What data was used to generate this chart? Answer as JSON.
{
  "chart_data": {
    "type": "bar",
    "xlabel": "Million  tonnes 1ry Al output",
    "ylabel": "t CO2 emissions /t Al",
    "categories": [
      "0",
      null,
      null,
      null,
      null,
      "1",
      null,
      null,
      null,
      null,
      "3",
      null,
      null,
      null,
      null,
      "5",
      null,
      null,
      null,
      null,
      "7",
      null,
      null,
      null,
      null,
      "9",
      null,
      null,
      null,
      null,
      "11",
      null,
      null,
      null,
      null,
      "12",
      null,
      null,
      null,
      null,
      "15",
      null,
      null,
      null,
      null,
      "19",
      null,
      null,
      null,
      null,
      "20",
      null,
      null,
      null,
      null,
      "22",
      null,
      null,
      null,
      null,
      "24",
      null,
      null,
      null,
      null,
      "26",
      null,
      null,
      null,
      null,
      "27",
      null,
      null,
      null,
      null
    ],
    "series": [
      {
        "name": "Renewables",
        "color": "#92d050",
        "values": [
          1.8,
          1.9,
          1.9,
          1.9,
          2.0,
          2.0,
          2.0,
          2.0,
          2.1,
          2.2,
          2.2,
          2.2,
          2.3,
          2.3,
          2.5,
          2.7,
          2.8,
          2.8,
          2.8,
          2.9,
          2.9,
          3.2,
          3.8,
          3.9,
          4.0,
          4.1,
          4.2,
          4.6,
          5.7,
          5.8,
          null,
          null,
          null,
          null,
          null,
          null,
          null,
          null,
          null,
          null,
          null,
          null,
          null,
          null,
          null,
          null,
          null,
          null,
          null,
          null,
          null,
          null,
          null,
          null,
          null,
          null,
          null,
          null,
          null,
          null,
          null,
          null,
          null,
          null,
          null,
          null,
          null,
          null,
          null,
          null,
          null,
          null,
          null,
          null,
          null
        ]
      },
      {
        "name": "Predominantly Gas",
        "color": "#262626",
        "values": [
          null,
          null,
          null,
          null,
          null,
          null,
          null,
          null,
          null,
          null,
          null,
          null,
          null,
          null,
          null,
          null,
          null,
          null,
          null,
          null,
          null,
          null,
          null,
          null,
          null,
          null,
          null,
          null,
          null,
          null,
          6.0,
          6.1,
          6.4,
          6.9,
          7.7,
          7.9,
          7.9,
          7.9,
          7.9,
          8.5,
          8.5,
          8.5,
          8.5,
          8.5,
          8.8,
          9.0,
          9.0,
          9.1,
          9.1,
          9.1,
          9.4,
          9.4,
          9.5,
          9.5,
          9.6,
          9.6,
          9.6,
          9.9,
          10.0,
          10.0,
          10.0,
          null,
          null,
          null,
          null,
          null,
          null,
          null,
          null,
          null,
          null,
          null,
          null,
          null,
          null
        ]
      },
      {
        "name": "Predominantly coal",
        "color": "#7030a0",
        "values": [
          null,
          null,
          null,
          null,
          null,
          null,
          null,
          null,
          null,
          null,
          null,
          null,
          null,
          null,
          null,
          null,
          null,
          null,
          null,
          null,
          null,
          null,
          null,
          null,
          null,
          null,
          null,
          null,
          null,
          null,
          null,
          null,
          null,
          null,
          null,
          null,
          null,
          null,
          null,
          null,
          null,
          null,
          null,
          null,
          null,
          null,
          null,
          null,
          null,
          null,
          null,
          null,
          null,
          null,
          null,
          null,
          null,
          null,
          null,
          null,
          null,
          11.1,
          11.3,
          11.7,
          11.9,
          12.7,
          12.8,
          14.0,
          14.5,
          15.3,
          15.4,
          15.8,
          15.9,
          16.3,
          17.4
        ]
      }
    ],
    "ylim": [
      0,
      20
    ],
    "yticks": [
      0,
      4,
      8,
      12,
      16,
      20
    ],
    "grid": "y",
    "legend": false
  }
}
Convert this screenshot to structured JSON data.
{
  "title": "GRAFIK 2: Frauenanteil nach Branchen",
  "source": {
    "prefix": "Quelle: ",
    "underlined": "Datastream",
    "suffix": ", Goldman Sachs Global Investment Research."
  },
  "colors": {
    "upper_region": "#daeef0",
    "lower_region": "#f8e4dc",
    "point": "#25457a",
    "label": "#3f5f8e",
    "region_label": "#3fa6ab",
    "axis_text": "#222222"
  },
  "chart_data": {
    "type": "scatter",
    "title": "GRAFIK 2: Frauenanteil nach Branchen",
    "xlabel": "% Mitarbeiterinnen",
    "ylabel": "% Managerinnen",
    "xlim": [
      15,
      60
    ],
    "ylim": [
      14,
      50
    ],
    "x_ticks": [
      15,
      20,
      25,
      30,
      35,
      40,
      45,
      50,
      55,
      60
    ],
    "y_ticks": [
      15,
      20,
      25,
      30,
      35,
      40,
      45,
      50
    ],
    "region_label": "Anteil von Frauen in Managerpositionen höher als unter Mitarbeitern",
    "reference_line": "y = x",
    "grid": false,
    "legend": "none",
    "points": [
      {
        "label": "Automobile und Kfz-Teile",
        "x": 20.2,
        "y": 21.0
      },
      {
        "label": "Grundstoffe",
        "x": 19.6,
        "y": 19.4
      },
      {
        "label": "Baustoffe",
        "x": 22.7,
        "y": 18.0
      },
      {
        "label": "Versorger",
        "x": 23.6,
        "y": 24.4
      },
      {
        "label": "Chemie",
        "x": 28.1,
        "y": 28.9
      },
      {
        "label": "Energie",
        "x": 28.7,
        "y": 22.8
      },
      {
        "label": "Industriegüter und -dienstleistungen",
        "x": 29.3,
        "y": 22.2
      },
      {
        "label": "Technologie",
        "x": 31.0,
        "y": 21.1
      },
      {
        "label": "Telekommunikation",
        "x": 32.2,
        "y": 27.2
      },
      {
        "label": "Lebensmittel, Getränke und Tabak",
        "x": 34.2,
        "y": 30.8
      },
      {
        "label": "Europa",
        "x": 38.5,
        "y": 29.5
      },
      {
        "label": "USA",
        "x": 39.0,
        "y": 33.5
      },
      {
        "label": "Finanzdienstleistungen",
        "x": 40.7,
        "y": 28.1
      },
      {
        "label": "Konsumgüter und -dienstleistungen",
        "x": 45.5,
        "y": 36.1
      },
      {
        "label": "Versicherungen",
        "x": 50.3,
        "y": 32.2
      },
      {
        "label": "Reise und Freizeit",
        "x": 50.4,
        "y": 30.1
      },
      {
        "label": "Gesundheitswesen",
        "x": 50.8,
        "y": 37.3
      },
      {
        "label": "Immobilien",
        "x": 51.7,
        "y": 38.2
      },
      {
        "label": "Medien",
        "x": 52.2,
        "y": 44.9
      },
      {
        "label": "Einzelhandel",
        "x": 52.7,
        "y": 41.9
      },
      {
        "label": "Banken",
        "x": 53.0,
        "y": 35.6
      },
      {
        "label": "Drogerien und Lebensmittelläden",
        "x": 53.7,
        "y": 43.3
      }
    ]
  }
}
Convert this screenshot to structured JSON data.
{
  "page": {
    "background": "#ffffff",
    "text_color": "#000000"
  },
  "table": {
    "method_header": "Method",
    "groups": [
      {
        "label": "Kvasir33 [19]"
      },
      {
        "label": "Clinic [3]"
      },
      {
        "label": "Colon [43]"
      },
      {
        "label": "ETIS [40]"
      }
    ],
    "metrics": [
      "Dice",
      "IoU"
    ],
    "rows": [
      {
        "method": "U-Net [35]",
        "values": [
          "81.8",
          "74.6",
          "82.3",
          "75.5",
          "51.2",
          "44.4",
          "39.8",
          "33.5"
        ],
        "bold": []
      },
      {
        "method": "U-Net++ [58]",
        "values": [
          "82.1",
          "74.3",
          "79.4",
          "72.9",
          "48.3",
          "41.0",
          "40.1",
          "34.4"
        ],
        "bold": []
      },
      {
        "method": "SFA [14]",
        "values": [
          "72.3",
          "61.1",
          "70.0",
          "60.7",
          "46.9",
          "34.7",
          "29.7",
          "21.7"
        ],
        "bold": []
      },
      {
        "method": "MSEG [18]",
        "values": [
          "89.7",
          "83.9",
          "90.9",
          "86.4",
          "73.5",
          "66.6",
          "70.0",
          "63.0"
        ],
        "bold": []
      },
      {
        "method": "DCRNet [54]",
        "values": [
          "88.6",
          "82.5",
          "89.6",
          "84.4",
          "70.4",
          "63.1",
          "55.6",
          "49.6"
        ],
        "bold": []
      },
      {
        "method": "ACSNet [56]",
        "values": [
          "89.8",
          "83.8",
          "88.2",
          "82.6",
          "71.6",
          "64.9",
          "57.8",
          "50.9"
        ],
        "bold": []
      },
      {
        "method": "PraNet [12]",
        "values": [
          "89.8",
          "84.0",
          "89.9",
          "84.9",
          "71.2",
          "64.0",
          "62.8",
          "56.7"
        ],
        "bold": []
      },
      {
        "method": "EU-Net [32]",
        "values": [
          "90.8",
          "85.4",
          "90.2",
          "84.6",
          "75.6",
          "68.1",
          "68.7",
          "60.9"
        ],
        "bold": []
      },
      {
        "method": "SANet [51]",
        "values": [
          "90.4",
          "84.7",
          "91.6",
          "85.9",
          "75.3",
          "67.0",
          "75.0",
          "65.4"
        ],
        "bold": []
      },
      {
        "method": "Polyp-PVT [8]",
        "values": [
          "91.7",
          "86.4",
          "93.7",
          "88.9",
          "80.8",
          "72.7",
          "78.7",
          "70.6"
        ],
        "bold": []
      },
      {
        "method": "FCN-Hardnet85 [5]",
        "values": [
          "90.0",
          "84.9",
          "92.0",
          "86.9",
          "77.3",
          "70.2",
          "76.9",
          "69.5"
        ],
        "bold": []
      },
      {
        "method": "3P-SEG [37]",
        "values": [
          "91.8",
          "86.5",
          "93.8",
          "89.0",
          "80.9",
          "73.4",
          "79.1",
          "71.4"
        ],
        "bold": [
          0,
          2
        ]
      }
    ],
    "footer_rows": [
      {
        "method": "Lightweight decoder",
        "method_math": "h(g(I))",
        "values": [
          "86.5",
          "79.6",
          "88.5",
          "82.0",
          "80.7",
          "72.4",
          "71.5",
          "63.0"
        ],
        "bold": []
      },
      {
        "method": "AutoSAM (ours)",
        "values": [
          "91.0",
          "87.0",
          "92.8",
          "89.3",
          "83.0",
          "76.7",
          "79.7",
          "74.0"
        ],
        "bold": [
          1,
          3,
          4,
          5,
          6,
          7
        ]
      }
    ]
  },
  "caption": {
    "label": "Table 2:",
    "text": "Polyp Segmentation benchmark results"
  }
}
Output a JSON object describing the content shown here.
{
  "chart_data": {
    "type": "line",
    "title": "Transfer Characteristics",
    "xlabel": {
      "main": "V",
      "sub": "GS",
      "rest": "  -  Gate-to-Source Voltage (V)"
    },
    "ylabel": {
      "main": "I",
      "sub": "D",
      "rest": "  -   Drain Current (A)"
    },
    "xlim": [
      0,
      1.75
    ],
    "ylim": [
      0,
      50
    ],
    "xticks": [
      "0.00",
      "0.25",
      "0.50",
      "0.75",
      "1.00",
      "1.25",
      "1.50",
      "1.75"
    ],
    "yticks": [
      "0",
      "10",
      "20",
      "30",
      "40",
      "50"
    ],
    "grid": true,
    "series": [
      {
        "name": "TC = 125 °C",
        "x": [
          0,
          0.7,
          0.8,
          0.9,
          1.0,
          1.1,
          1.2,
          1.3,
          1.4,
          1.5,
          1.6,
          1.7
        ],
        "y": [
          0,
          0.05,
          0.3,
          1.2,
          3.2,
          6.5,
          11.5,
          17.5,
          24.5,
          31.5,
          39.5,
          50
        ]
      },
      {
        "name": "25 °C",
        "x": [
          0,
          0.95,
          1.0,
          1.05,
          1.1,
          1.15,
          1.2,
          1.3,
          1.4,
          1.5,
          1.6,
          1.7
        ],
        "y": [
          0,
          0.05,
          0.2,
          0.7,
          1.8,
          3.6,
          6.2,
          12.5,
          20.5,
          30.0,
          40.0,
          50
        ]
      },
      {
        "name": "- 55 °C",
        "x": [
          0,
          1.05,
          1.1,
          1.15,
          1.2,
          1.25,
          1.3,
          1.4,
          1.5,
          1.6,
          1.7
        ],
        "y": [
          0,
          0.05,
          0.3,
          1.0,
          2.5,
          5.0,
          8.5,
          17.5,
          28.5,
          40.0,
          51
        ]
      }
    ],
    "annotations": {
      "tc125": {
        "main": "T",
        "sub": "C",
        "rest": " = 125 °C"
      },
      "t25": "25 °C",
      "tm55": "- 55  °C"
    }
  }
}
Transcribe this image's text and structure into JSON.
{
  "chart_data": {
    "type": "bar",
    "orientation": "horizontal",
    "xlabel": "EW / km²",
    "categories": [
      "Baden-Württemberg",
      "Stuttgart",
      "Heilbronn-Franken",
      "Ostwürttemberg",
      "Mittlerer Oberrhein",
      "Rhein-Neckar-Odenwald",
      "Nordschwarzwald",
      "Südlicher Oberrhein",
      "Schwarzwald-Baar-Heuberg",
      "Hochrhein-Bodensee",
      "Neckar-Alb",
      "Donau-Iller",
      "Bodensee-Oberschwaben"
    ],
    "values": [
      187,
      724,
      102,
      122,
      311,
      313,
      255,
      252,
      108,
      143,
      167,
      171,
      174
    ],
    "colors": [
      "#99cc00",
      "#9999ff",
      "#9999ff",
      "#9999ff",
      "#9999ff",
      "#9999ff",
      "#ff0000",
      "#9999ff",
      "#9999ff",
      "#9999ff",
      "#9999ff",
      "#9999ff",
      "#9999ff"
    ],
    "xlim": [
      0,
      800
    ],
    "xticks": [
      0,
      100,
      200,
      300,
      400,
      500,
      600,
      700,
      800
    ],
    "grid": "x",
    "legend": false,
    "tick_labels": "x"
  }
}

══════════════════════════════

**Exercise requirements**
Find how many lines of the listing include the string "Oberrhein" and give that number, nothing else.

**Answer to this task**
2